SET PROBLEM -> Copy out every line exactly as given.

Stored data entries
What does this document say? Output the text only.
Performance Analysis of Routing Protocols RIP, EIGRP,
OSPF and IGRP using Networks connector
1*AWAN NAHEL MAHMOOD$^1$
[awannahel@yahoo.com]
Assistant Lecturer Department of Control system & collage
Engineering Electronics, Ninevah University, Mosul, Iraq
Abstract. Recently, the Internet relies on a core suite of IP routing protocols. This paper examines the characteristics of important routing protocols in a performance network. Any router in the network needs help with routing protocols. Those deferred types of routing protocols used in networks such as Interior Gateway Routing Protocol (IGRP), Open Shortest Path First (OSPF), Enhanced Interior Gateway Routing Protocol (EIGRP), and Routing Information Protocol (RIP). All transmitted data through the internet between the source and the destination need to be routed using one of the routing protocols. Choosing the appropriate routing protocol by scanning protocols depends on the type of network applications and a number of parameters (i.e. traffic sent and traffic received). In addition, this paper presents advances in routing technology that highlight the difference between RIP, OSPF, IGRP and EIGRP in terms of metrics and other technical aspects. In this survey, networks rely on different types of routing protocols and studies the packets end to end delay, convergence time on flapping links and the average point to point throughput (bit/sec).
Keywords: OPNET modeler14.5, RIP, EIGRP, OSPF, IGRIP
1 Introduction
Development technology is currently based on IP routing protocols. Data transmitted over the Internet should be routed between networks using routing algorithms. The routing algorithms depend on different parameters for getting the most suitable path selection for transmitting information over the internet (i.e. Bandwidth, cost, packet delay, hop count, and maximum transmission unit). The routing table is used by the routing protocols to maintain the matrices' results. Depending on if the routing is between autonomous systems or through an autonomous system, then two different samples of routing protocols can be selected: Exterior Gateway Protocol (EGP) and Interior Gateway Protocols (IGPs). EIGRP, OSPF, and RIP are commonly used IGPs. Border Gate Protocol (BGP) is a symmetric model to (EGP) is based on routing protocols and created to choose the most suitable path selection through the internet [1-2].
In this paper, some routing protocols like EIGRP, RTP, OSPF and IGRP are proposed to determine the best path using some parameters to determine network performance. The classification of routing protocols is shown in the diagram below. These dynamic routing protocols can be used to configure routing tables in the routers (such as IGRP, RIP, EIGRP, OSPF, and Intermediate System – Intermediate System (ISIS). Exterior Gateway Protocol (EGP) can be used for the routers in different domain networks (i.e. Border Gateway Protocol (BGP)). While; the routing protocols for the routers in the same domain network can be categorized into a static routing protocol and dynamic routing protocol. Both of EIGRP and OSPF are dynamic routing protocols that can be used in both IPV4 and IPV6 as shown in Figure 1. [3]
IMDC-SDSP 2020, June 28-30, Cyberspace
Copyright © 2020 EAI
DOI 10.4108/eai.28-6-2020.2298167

SOLUTION FOR THIS TASK ->
What does this document say? Output the text only.
Performance Analysis of Routing Protocols RIP, EIGRP,
OSPF and IGRP using Networks connector
1*AWAN NAHEL MAHMOOD$^1$
[awannahel@yahoo.com]
Assistant Lecturer Department of Control system & collage
Engineering Electronics, Ninevah University, Mosul, Iraq
Abstract. Recently, the Internet relies on a core suite of IP routing protocols. This paper examines the characteristics of important routing protocols in a performance network. Any router in the network needs help with routing protocols. Those deferred types of routing protocols used in networks such as Interior Gateway Routing Protocol (IGRP), Open Shortest Path First (OSPF), Enhanced Interior Gateway Routing Protocol (EIGRP), and Routing Information Protocol (RIP). All transmitted data through the internet between the source and the destination need to be routed using one of the routing protocols. Choosing the appropriate routing protocol by scanning protocols depends on the type of network applications and a number of parameters (i.e. traffic sent and traffic received). In addition, this paper presents advances in routing technology that highlight the difference between RIP, OSPF, IGRP and EIGRP in terms of metrics and other technical aspects. In this survey, networks rely on different types of routing protocols and studies the packets end to end delay, convergence time on flapping links and the average point to point throughput (bit/sec).
Keywords: OPNET modeler14.5, RIP, EIGRP, OSPF, IGRIP
1 Introduction
Development technology is currently based on IP routing protocols. Data transmitted over the Internet should be routed between networks using routing algorithms. The routing algorithms depend on different parameters for getting the most suitable path selection for transmitting information over the internet (i.e. Bandwidth, cost, packet delay, hop count, and maximum transmission unit). The routing table is used by the routing protocols to maintain the matrices' results. Depending on if the routing is between autonomous systems or through an autonomous system, then two different samples of routing protocols can be selected: Exterior Gateway Protocol (EGP) and Interior Gateway Protocols (IGPs). EIGRP, OSPF, and RIP are commonly used IGPs. Border Gate Protocol (BGP) is a symmetric model to (EGP) is based on routing protocols and created to choose the most suitable path selection through the internet [1-2].
In this paper, some routing protocols like EIGRP, RTP, OSPF and IGRP are proposed to determine the best path using some parameters to determine network performance. The classification of routing protocols is shown in the diagram below. These dynamic routing protocols can be used to configure routing tables in the routers (such as IGRP, RIP, EIGRP, OSPF, and Intermediate System – Intermediate System (ISIS). Exterior Gateway Protocol (EGP) can be used for the routers in different domain networks (i.e. Border Gateway Protocol (BGP)). While; the routing protocols for the routers in the same domain network can be categorized into a static routing protocol and dynamic routing protocol. Both of EIGRP and OSPF are dynamic routing protocols that can be used in both IPV4 and IPV6 as shown in Figure 1. [3]
IMDC-SDSP 2020, June 28-30, Cyberspace
Copyright © 2020 EAI
DOI 10.4108/eai.28-6-2020.2298167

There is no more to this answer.